*Directions*
Pull out every line below containing the word "London".

##############################

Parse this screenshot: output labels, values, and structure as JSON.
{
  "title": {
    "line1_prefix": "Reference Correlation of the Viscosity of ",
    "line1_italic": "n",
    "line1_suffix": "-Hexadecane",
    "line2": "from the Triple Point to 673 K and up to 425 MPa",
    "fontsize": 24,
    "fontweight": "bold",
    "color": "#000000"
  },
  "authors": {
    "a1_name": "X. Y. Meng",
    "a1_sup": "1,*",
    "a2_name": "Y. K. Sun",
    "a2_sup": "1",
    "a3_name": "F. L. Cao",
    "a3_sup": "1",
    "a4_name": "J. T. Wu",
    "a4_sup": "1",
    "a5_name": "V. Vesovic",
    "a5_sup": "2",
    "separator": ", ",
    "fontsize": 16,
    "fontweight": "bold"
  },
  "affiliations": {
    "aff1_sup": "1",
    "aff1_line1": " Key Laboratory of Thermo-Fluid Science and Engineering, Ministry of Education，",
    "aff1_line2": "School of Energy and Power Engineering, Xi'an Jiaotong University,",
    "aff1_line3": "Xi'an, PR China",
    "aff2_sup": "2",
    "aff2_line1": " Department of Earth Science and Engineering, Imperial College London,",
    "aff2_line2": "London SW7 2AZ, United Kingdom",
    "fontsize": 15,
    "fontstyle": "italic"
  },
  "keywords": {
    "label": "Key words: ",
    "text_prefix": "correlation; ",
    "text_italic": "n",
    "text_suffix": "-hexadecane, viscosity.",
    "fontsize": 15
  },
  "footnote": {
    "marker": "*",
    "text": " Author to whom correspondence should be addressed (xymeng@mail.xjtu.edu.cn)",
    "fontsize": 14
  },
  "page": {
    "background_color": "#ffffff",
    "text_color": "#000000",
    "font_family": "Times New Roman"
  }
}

##############################

*Solution to this problem*
    "aff2_line1": " Department of Earth Science and Engineering, Imperial College London,",
    "aff2_line2": "London SW7 2AZ, United Kingdom",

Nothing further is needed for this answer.